• WORK TO BE COMPLETED:
Repeat the lines below exactly as they appear, but leave out the images.

[Stored data]
=======

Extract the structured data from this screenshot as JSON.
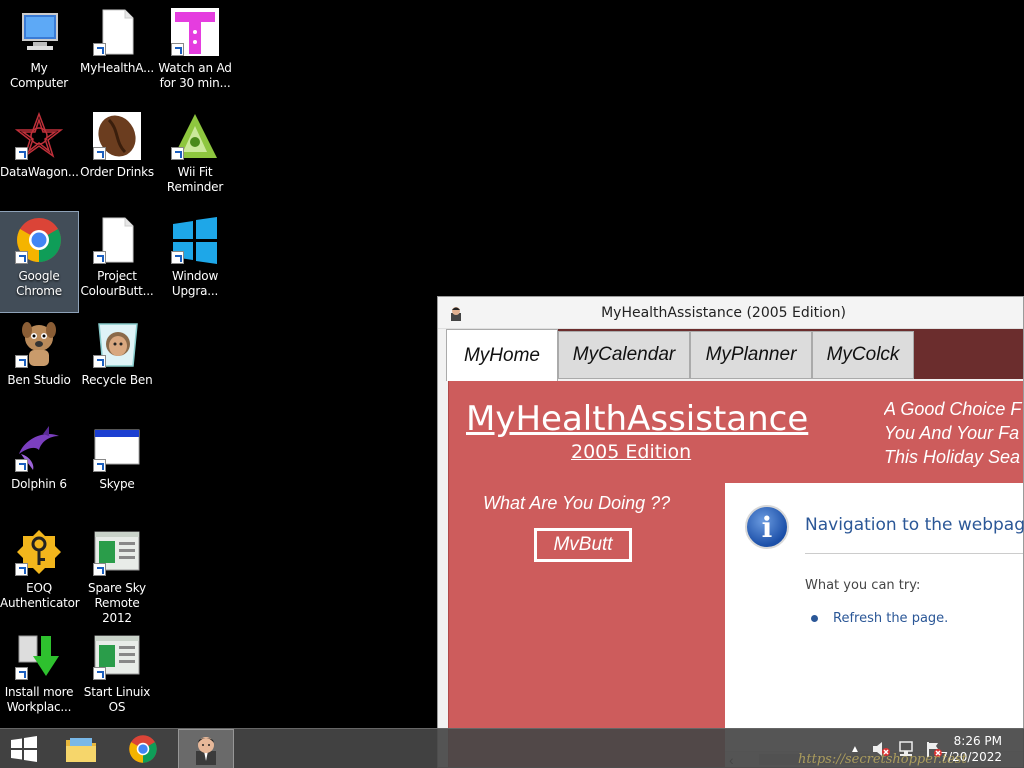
{
  "desktop": {
    "icons": [
      {
        "label": "My Computer",
        "icon": "my-computer-icon"
      },
      {
        "label": "MyHealthA...",
        "icon": "document-icon"
      },
      {
        "label": "Watch an Ad for 30 min...",
        "icon": "pink-t-icon"
      },
      {
        "label": "DataWagon...",
        "icon": "red-star-icon"
      },
      {
        "label": "Order Drinks",
        "icon": "coffee-bean-icon"
      },
      {
        "label": "Wii Fit Reminder",
        "icon": "green-triangle-icon"
      },
      {
        "label": "Google Chrome",
        "icon": "chrome-icon",
        "selected": true
      },
      {
        "label": "Project ColourButt...",
        "icon": "document-icon"
      },
      {
        "label": "Window Upgra...",
        "icon": "windows-logo-icon"
      },
      {
        "label": "Ben Studio",
        "icon": "dog-icon"
      },
      {
        "label": "Recycle Ben",
        "icon": "recycle-bin-face-icon"
      },
      {
        "label": "Dolphin 6",
        "icon": "dolphin-icon"
      },
      {
        "label": "Skype",
        "icon": "window-icon"
      },
      {
        "label": "EOQ Authenticator",
        "icon": "key-badge-icon"
      },
      {
        "label": "Spare Sky Remote 2012",
        "icon": "remote-desktop-icon"
      },
      {
        "label": "Install more Workplac...",
        "icon": "download-arrow-icon"
      },
      {
        "label": "Start Linuix OS",
        "icon": "remote-desktop-icon"
      }
    ]
  },
  "window": {
    "title": "MyHealthAssistance (2005 Edition)",
    "tabs": [
      {
        "label": "MyHome",
        "active": true
      },
      {
        "label": "MyCalendar"
      },
      {
        "label": "MyPlanner"
      },
      {
        "label": "MyColck"
      }
    ],
    "brand_title": "MyHealthAssistance",
    "brand_edition": "2005 Edition",
    "tagline": "A Good Choice F\nYou And Your Fa\nThis Holiday Sea",
    "question": "What Are You Doing ??",
    "button_label": "MvButt",
    "browser": {
      "message": "Navigation to the webpage",
      "try_label": "What you can try:",
      "refresh_link": "Refresh the page."
    }
  },
  "taskbar": {
    "time": "8:26 PM",
    "date": "7/20/2022",
    "watermark": "https://secretshopper.test"
  },
  "colors": {
    "content_bg": "#cd5c5c",
    "tabstrip_bg": "#6b2d2d",
    "link": "#2b5797"
  }
}
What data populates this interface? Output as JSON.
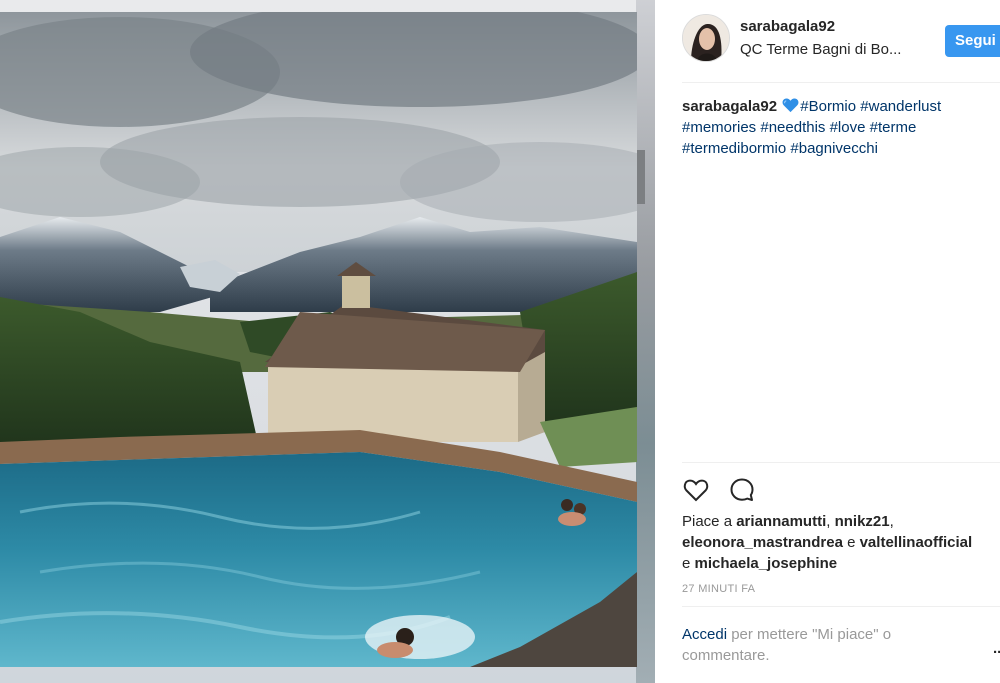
{
  "post": {
    "username": "sarabagala92",
    "location": "QC Terme Bagni di Bo...",
    "follow_label": "Segui"
  },
  "caption": {
    "username": "sarabagala92",
    "emoji": "blue-heart",
    "hashtags_line1": [
      "#Bormio",
      "#wanderlust"
    ],
    "hashtags_line2": [
      "#memories",
      "#needthis",
      "#love",
      "#terme"
    ],
    "hashtags_line3": [
      "#termedibormio",
      "#bagnivecchi"
    ]
  },
  "actions": {
    "like_icon": "heart-outline-icon",
    "comment_icon": "comment-bubble-icon"
  },
  "likes": {
    "prefix": "Piace a",
    "users": [
      "ariannamutti",
      "nnikz21",
      "eleonora_mastrandrea",
      "valtellinaofficial",
      "michaela_josephine"
    ],
    "sep_comma": ", ",
    "sep_and": " e "
  },
  "timestamp": "27 MINUTI FA",
  "login_prompt": {
    "link": "Accedi",
    "text": "per mettere \"Mi piace\" o commentare."
  },
  "more": "...",
  "colors": {
    "accent": "#3897f0",
    "link": "#003569",
    "muted": "#999999"
  }
}
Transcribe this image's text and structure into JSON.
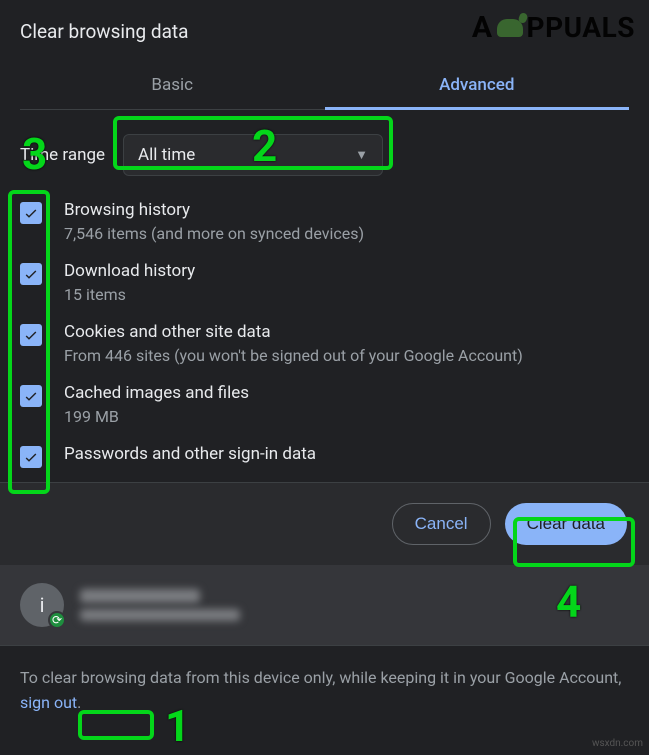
{
  "dialog": {
    "title": "Clear browsing data",
    "tabs": {
      "basic": "Basic",
      "advanced": "Advanced"
    },
    "timerange": {
      "label": "Time range",
      "value": "All time"
    },
    "options": [
      {
        "title": "Browsing history",
        "sub": "7,546 items (and more on synced devices)"
      },
      {
        "title": "Download history",
        "sub": "15 items"
      },
      {
        "title": "Cookies and other site data",
        "sub": "From 446 sites (you won't be signed out of your Google Account)"
      },
      {
        "title": "Cached images and files",
        "sub": "199 MB"
      },
      {
        "title": "Passwords and other sign-in data",
        "sub": ""
      }
    ],
    "buttons": {
      "cancel": "Cancel",
      "clear": "Clear data"
    }
  },
  "account": {
    "initial": "i"
  },
  "footer": {
    "prefix": "To clear browsing data from this device only, while keeping it in your Google Account, ",
    "link": "sign out",
    "suffix": "."
  },
  "annotations": {
    "n1": "1",
    "n2": "2",
    "n3": "3",
    "n4": "4"
  },
  "watermark": {
    "brand_prefix": "A",
    "brand_rest": "PPUALS",
    "credit": "wsxdn.com"
  }
}
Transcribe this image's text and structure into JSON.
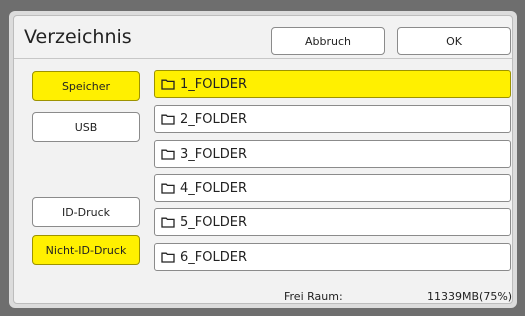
{
  "dialog": {
    "title": "Verzeichnis",
    "cancel_label": "Abbruch",
    "ok_label": "OK"
  },
  "sidebar": {
    "storage_label": "Speicher",
    "usb_label": "USB",
    "id_print_label": "ID-Druck",
    "non_id_print_label": "Nicht-ID-Druck"
  },
  "folders": [
    {
      "name": "1_FOLDER",
      "selected": true
    },
    {
      "name": "2_FOLDER",
      "selected": false
    },
    {
      "name": "3_FOLDER",
      "selected": false
    },
    {
      "name": "4_FOLDER",
      "selected": false
    },
    {
      "name": "5_FOLDER",
      "selected": false
    },
    {
      "name": "6_FOLDER",
      "selected": false
    }
  ],
  "footer": {
    "free_space_label": "Frei Raum:",
    "free_space_value": "11339MB(75%)"
  },
  "colors": {
    "selected_yellow": "#fff000",
    "panel": "#f2f2f2",
    "outer": "#6e6e6e"
  },
  "icons": {
    "folder": "folder-icon"
  }
}
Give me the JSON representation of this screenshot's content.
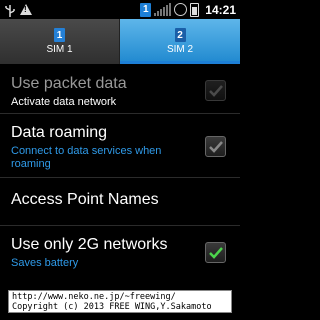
{
  "statusbar": {
    "time": "14:21",
    "sim_indicator": "1",
    "icons": [
      "usb-icon",
      "warning-icon",
      "sim-indicator",
      "signal-icon",
      "sync-icon",
      "battery-icon"
    ]
  },
  "tabs": [
    {
      "label": "SIM 1",
      "sim_number": "1",
      "active": false
    },
    {
      "label": "SIM 2",
      "sim_number": "2",
      "active": true
    }
  ],
  "settings": {
    "packet_data": {
      "title": "Use packet data",
      "summary": "Activate data network",
      "checked": true,
      "enabled": false
    },
    "data_roaming": {
      "title": "Data roaming",
      "summary": "Connect to data services when roaming",
      "checked": true,
      "enabled": true
    },
    "apn": {
      "title": "Access Point Names"
    },
    "only_2g": {
      "title": "Use only 2G networks",
      "summary": "Saves battery",
      "checked": true,
      "enabled": true
    }
  },
  "banner": {
    "line1": "http://www.neko.ne.jp/~freewing/",
    "line2": "Copyright (c) 2013 FREE WING,Y.Sakamoto"
  },
  "colors": {
    "accent": "#1d7fd6",
    "summary_blue": "#2f9ae8",
    "check_green": "#4cd44c",
    "check_grey": "#888888"
  }
}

=======

• COMPLETE RESPONSE:
Extract the structured data from this screenshot as JSON.
{
  "desktop": {
    "icons": [
      {
        "label": "My Computer",
        "icon": "my-computer-icon"
      },
      {
        "label": "MyHealthA...",
        "icon": "document-icon"
      },
      {
        "label": "Watch an Ad for 30 min...",
        "icon": "pink-t-icon"
      },
      {
        "label": "DataWagon...",
        "icon": "red-star-icon"
      },
      {
        "label": "Order Drinks",
        "icon": "coffee-bean-icon"
      },
      {
        "label": "Wii Fit Reminder",
        "icon": "green-triangle-icon"
      },
      {
        "label": "Google Chrome",
        "icon": "chrome-icon",
        "selected": true
      },
      {
        "label": "Project ColourButt...",
        "icon": "document-icon"
      },
      {
        "label": "Window Upgra...",
        "icon": "windows-logo-icon"
      },
      {
        "label": "Ben Studio",
        "icon": "dog-icon"
      },
      {
        "label": "Recycle Ben",
        "icon": "recycle-bin-face-icon"
      },
      {
        "label": "Dolphin 6",
        "icon": "dolphin-icon"
      },
      {
        "label": "Skype",
        "icon": "window-icon"
      },
      {
        "label": "EOQ Authenticator",
        "icon": "key-badge-icon"
      },
      {
        "label": "Spare Sky Remote 2012",
        "icon": "remote-desktop-icon"
      },
      {
        "label": "Install more Workplac...",
        "icon": "download-arrow-icon"
      },
      {
        "label": "Start Linuix OS",
        "icon": "remote-desktop-icon"
      }
    ]
  },
  "window": {
    "title": "MyHealthAssistance (2005 Edition)",
    "tabs": [
      {
        "label": "MyHome",
        "active": true
      },
      {
        "label": "MyCalendar"
      },
      {
        "label": "MyPlanner"
      },
      {
        "label": "MyColck"
      }
    ],
    "brand_title": "MyHealthAssistance",
    "brand_edition": "2005 Edition",
    "tagline": "A Good Choice F\nYou And Your Fa\nThis Holiday Sea",
    "question": "What Are You Doing ??",
    "button_label": "MvButt",
    "browser": {
      "message": "Navigation to the webpage",
      "try_label": "What you can try:",
      "refresh_link": "Refresh the page."
    }
  },
  "taskbar": {
    "time": "8:26 PM",
    "date": "7/20/2022",
    "watermark": "https://secretshopper.test"
  },
  "colors": {
    "content_bg": "#cd5c5c",
    "tabstrip_bg": "#6b2d2d",
    "link": "#2b5797"
  }
}
What data populates this interface? Output as JSON.
{
  "post": {
    "username": "sarabagala92",
    "location": "QC Terme Bagni di Bo...",
    "follow_label": "Segui"
  },
  "caption": {
    "username": "sarabagala92",
    "emoji": "blue-heart",
    "hashtags_line1": [
      "#Bormio",
      "#wanderlust"
    ],
    "hashtags_line2": [
      "#memories",
      "#needthis",
      "#love",
      "#terme"
    ],
    "hashtags_line3": [
      "#termedibormio",
      "#bagnivecchi"
    ]
  },
  "actions": {
    "like_icon": "heart-outline-icon",
    "comment_icon": "comment-bubble-icon"
  },
  "likes": {
    "prefix": "Piace a",
    "users": [
      "ariannamutti",
      "nnikz21",
      "eleonora_mastrandrea",
      "valtellinaofficial",
      "michaela_josephine"
    ],
    "sep_comma": ", ",
    "sep_and": " e "
  },
  "timestamp": "27 MINUTI FA",
  "login_prompt": {
    "link": "Accedi",
    "text": "per mettere \"Mi piace\" o commentare."
  },
  "more": "...",
  "colors": {
    "accent": "#3897f0",
    "link": "#003569",
    "muted": "#999999"
  }
}
Transcribe this image's text and structure into JSON.
{
  "dialog": {
    "title": "Clear browsing data",
    "tabs": {
      "basic": "Basic",
      "advanced": "Advanced"
    },
    "timerange": {
      "label": "Time range",
      "value": "All time"
    },
    "options": [
      {
        "title": "Browsing history",
        "sub": "7,546 items (and more on synced devices)"
      },
      {
        "title": "Download history",
        "sub": "15 items"
      },
      {
        "title": "Cookies and other site data",
        "sub": "From 446 sites (you won't be signed out of your Google Account)"
      },
      {
        "title": "Cached images and files",
        "sub": "199 MB"
      },
      {
        "title": "Passwords and other sign-in data",
        "sub": ""
      }
    ],
    "buttons": {
      "cancel": "Cancel",
      "clear": "Clear data"
    }
  },
  "account": {
    "initial": "i"
  },
  "footer": {
    "prefix": "To clear browsing data from this device only, while keeping it in your Google Account, ",
    "link": "sign out",
    "suffix": "."
  },
  "annotations": {
    "n1": "1",
    "n2": "2",
    "n3": "3",
    "n4": "4"
  },
  "watermark": {
    "brand_prefix": "A",
    "brand_rest": "PPUALS",
    "credit": "wsxdn.com"
  }
}
Transcribe this image's text and structure into JSON.
{
  "dialog": {
    "title": "Verzeichnis",
    "cancel_label": "Abbruch",
    "ok_label": "OK"
  },
  "sidebar": {
    "storage_label": "Speicher",
    "usb_label": "USB",
    "id_print_label": "ID-Druck",
    "non_id_print_label": "Nicht-ID-Druck"
  },
  "folders": [
    {
      "name": "1_FOLDER",
      "selected": true
    },
    {
      "name": "2_FOLDER",
      "selected": false
    },
    {
      "name": "3_FOLDER",
      "selected": false
    },
    {
      "name": "4_FOLDER",
      "selected": false
    },
    {
      "name": "5_FOLDER",
      "selected": false
    },
    {
      "name": "6_FOLDER",
      "selected": false
    }
  ],
  "footer": {
    "free_space_label": "Frei Raum:",
    "free_space_value": "11339MB(75%)"
  },
  "colors": {
    "selected_yellow": "#fff000",
    "panel": "#f2f2f2",
    "outer": "#6e6e6e"
  },
  "icons": {
    "folder": "folder-icon"
  }
}
Give me the JSON representation of this screenshot's content.
{
  "statusbar": {
    "time": "14:21",
    "sim_indicator": "1",
    "icons": [
      "usb-icon",
      "warning-icon",
      "sim-indicator",
      "signal-icon",
      "sync-icon",
      "battery-icon"
    ]
  },
  "tabs": [
    {
      "label": "SIM 1",
      "sim_number": "1",
      "active": false
    },
    {
      "label": "SIM 2",
      "sim_number": "2",
      "active": true
    }
  ],
  "settings": {
    "packet_data": {
      "title": "Use packet data",
      "summary": "Activate data network",
      "checked": true,
      "enabled": false
    },
    "data_roaming": {
      "title": "Data roaming",
      "summary": "Connect to data services when roaming",
      "checked": true,
      "enabled": true
    },
    "apn": {
      "title": "Access Point Names"
    },
    "only_2g": {
      "title": "Use only 2G networks",
      "summary": "Saves battery",
      "checked": true,
      "enabled": true
    }
  },
  "banner": {
    "line1": "http://www.neko.ne.jp/~freewing/",
    "line2": "Copyright (c) 2013 FREE WING,Y.Sakamoto"
  },
  "colors": {
    "accent": "#1d7fd6",
    "summary_blue": "#2f9ae8",
    "check_green": "#4cd44c",
    "check_grey": "#888888"
  }
}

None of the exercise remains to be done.